Collected data:

▬▬▬

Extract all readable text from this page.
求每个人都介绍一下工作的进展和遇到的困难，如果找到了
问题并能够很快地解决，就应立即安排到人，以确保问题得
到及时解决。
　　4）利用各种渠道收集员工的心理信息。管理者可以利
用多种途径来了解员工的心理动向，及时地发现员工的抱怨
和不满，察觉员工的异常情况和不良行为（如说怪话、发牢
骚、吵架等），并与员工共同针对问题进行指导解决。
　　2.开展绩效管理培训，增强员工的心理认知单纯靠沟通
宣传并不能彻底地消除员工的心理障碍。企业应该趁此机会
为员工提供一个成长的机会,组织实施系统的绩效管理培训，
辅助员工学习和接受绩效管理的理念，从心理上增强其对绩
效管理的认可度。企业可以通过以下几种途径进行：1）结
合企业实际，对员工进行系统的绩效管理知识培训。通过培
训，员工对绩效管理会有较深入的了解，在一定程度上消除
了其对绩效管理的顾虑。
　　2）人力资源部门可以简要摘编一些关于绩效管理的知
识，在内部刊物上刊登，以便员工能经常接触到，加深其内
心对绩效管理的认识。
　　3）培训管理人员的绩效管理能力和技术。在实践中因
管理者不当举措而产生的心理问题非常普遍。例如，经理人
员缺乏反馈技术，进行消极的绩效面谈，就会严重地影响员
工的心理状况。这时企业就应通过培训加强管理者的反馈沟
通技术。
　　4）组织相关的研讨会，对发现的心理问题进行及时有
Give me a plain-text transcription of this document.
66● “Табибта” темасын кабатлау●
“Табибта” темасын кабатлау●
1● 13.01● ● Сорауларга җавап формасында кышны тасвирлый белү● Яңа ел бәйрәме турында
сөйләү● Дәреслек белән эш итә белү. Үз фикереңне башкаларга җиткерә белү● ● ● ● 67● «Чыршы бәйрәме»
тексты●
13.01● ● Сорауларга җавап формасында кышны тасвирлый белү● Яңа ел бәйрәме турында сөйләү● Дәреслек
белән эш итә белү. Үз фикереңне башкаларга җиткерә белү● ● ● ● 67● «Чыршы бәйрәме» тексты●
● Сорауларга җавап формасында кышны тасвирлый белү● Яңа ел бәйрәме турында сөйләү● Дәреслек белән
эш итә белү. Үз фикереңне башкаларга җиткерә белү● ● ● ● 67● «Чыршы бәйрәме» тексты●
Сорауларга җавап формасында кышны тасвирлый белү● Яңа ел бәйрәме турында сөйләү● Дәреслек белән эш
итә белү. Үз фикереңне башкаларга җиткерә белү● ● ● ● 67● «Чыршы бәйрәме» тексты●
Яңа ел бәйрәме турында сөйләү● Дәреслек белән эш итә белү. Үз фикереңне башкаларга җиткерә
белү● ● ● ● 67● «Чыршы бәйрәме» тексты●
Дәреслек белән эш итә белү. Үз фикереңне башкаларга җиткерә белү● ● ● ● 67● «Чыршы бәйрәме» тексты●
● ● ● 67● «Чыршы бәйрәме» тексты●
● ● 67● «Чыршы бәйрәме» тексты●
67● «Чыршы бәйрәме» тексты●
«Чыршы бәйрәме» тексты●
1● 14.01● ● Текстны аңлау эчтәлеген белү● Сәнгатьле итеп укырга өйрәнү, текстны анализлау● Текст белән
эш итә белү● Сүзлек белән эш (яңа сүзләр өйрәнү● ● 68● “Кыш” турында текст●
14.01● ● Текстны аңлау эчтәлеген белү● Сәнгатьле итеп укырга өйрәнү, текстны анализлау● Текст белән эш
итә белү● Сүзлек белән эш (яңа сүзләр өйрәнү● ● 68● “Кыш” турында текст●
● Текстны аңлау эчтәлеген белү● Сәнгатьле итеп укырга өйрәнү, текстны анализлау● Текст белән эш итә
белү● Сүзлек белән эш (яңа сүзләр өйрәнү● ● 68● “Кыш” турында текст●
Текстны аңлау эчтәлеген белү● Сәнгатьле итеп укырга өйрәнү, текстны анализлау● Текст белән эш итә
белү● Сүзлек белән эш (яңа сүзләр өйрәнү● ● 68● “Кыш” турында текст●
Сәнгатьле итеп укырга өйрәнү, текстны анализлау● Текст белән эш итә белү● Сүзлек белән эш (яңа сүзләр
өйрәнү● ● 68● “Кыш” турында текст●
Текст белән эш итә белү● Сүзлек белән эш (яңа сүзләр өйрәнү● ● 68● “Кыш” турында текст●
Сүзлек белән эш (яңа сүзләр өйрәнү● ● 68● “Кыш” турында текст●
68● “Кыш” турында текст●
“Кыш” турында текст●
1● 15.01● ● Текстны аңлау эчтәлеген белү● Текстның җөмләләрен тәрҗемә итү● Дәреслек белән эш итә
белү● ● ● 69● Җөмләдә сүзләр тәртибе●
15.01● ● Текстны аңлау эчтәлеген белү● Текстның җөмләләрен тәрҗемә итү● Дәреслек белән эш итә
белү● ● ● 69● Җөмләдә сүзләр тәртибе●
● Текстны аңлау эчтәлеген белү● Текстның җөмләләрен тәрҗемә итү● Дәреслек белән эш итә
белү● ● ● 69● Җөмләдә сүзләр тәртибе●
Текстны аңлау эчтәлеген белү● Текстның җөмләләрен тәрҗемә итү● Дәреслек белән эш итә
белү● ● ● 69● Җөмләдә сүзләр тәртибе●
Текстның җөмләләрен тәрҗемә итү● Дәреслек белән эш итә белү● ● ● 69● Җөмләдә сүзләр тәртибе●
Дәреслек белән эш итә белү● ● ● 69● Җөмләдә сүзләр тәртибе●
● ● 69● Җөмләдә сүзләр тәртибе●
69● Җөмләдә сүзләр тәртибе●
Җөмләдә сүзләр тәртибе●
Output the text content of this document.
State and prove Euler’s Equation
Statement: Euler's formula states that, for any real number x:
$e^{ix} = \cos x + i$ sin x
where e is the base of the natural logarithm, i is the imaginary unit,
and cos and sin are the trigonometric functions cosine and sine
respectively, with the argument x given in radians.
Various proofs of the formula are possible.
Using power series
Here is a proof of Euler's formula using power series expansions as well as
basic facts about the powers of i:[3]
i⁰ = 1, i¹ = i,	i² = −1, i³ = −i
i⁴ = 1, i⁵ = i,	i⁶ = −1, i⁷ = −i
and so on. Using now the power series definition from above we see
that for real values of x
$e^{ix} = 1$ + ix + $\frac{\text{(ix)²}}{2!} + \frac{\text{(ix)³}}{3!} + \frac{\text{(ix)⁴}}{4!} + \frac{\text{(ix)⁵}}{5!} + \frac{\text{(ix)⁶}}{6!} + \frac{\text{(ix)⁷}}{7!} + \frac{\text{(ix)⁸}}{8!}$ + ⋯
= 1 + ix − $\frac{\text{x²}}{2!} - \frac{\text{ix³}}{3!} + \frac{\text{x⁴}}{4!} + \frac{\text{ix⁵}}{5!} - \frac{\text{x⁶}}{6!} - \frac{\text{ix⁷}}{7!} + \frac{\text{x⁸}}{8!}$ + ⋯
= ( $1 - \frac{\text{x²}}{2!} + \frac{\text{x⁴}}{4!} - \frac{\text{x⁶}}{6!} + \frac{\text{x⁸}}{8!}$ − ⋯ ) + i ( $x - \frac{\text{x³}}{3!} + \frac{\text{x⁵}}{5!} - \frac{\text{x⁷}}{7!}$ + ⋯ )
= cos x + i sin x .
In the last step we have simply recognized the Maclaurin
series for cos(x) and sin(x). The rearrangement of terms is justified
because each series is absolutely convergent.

▬▬▬

Instruction. Write all of the records out again exactly.

Output for this task.
Extract all readable text from this page.
求每个人都介绍一下工作的进展和遇到的困难，如果找到了
问题并能够很快地解决，就应立即安排到人，以确保问题得
到及时解决。
　　4）利用各种渠道收集员工的心理信息。管理者可以利
用多种途径来了解员工的心理动向，及时地发现员工的抱怨
和不满，察觉员工的异常情况和不良行为（如说怪话、发牢
骚、吵架等），并与员工共同针对问题进行指导解决。
　　2.开展绩效管理培训，增强员工的心理认知单纯靠沟通
宣传并不能彻底地消除员工的心理障碍。企业应该趁此机会
为员工提供一个成长的机会,组织实施系统的绩效管理培训，
辅助员工学习和接受绩效管理的理念，从心理上增强其对绩
效管理的认可度。企业可以通过以下几种途径进行：1）结
合企业实际，对员工进行系统的绩效管理知识培训。通过培
训，员工对绩效管理会有较深入的了解，在一定程度上消除
了其对绩效管理的顾虑。
　　2）人力资源部门可以简要摘编一些关于绩效管理的知
识，在内部刊物上刊登，以便员工能经常接触到，加深其内
心对绩效管理的认识。
　　3）培训管理人员的绩效管理能力和技术。在实践中因
管理者不当举措而产生的心理问题非常普遍。例如，经理人
员缺乏反馈技术，进行消极的绩效面谈，就会严重地影响员
工的心理状况。这时企业就应通过培训加强管理者的反馈沟
通技术。
　　4）组织相关的研讨会，对发现的心理问题进行及时有
Give me a plain-text transcription of this document.
66● “Табибта” темасын кабатлау●
“Табибта” темасын кабатлау●
1● 13.01● ● Сорауларга җавап формасында кышны тасвирлый белү● Яңа ел бәйрәме турында
сөйләү● Дәреслек белән эш итә белү. Үз фикереңне башкаларга җиткерә белү● ● ● ● 67● «Чыршы бәйрәме»
тексты●
13.01● ● Сорауларга җавап формасында кышны тасвирлый белү● Яңа ел бәйрәме турында сөйләү● Дәреслек
белән эш итә белү. Үз фикереңне башкаларга җиткерә белү● ● ● ● 67● «Чыршы бәйрәме» тексты●
● Сорауларга җавап формасында кышны тасвирлый белү● Яңа ел бәйрәме турында сөйләү● Дәреслек белән
эш итә белү. Үз фикереңне башкаларга җиткерә белү● ● ● ● 67● «Чыршы бәйрәме» тексты●
Сорауларга җавап формасында кышны тасвирлый белү● Яңа ел бәйрәме турында сөйләү● Дәреслек белән эш
итә белү. Үз фикереңне башкаларга җиткерә белү● ● ● ● 67● «Чыршы бәйрәме» тексты●
Яңа ел бәйрәме турында сөйләү● Дәреслек белән эш итә белү. Үз фикереңне башкаларга җиткерә
белү● ● ● ● 67● «Чыршы бәйрәме» тексты●
Дәреслек белән эш итә белү. Үз фикереңне башкаларга җиткерә белү● ● ● ● 67● «Чыршы бәйрәме» тексты●
● ● ● 67● «Чыршы бәйрәме» тексты●
● ● 67● «Чыршы бәйрәме» тексты●
67● «Чыршы бәйрәме» тексты●
«Чыршы бәйрәме» тексты●
1● 14.01● ● Текстны аңлау эчтәлеген белү● Сәнгатьле итеп укырга өйрәнү, текстны анализлау● Текст белән
эш итә белү● Сүзлек белән эш (яңа сүзләр өйрәнү● ● 68● “Кыш” турында текст●
14.01● ● Текстны аңлау эчтәлеген белү● Сәнгатьле итеп укырга өйрәнү, текстны анализлау● Текст белән эш
итә белү● Сүзлек белән эш (яңа сүзләр өйрәнү● ● 68● “Кыш” турында текст●
● Текстны аңлау эчтәлеген белү● Сәнгатьле итеп укырга өйрәнү, текстны анализлау● Текст белән эш итә
белү● Сүзлек белән эш (яңа сүзләр өйрәнү● ● 68● “Кыш” турында текст●
Текстны аңлау эчтәлеген белү● Сәнгатьле итеп укырга өйрәнү, текстны анализлау● Текст белән эш итә
белү● Сүзлек белән эш (яңа сүзләр өйрәнү● ● 68● “Кыш” турында текст●
Сәнгатьле итеп укырга өйрәнү, текстны анализлау● Текст белән эш итә белү● Сүзлек белән эш (яңа сүзләр
өйрәнү● ● 68● “Кыш” турында текст●
Текст белән эш итә белү● Сүзлек белән эш (яңа сүзләр өйрәнү● ● 68● “Кыш” турында текст●
Сүзлек белән эш (яңа сүзләр өйрәнү● ● 68● “Кыш” турында текст●
68● “Кыш” турында текст●
“Кыш” турында текст●
1● 15.01● ● Текстны аңлау эчтәлеген белү● Текстның җөмләләрен тәрҗемә итү● Дәреслек белән эш итә
белү● ● ● 69● Җөмләдә сүзләр тәртибе●
15.01● ● Текстны аңлау эчтәлеген белү● Текстның җөмләләрен тәрҗемә итү● Дәреслек белән эш итә
белү● ● ● 69● Җөмләдә сүзләр тәртибе●
● Текстны аңлау эчтәлеген белү● Текстның җөмләләрен тәрҗемә итү● Дәреслек белән эш итә
белү● ● ● 69● Җөмләдә сүзләр тәртибе●
Текстны аңлау эчтәлеген белү● Текстның җөмләләрен тәрҗемә итү● Дәреслек белән эш итә
белү● ● ● 69● Җөмләдә сүзләр тәртибе●
Текстның җөмләләрен тәрҗемә итү● Дәреслек белән эш итә белү● ● ● 69● Җөмләдә сүзләр тәртибе●
Дәреслек белән эш итә белү● ● ● 69● Җөмләдә сүзләр тәртибе●
● ● 69● Җөмләдә сүзләр тәртибе●
69● Җөмләдә сүзләр тәртибе●
Җөмләдә сүзләр тәртибе●
Output the text content of this document.
State and prove Euler’s Equation
Statement: Euler's formula states that, for any real number x:
$e^{ix} = \cos x + i$ sin x
where e is the base of the natural logarithm, i is the imaginary unit,
and cos and sin are the trigonometric functions cosine and sine
respectively, with the argument x given in radians.
Various proofs of the formula are possible.
Using power series
Here is a proof of Euler's formula using power series expansions as well as
basic facts about the powers of i:[3]
i⁰ = 1, i¹ = i,	i² = −1, i³ = −i
i⁴ = 1, i⁵ = i,	i⁶ = −1, i⁷ = −i
and so on. Using now the power series definition from above we see
that for real values of x
$e^{ix} = 1$ + ix + $\frac{\text{(ix)²}}{2!} + \frac{\text{(ix)³}}{3!} + \frac{\text{(ix)⁴}}{4!} + \frac{\text{(ix)⁵}}{5!} + \frac{\text{(ix)⁶}}{6!} + \frac{\text{(ix)⁷}}{7!} + \frac{\text{(ix)⁸}}{8!}$ + ⋯
= 1 + ix − $\frac{\text{x²}}{2!} - \frac{\text{ix³}}{3!} + \frac{\text{x⁴}}{4!} + \frac{\text{ix⁵}}{5!} - \frac{\text{x⁶}}{6!} - \frac{\text{ix⁷}}{7!} + \frac{\text{x⁸}}{8!}$ + ⋯
= ( $1 - \frac{\text{x²}}{2!} + \frac{\text{x⁴}}{4!} - \frac{\text{x⁶}}{6!} + \frac{\text{x⁸}}{8!}$ − ⋯ ) + i ( $x - \frac{\text{x³}}{3!} + \frac{\text{x⁵}}{5!} - \frac{\text{x⁷}}{7!}$ + ⋯ )
= cos x + i sin x .
In the last step we have simply recognized the Maclaurin
series for cos(x) and sin(x). The rearrangement of terms is justified
because each series is absolutely convergent.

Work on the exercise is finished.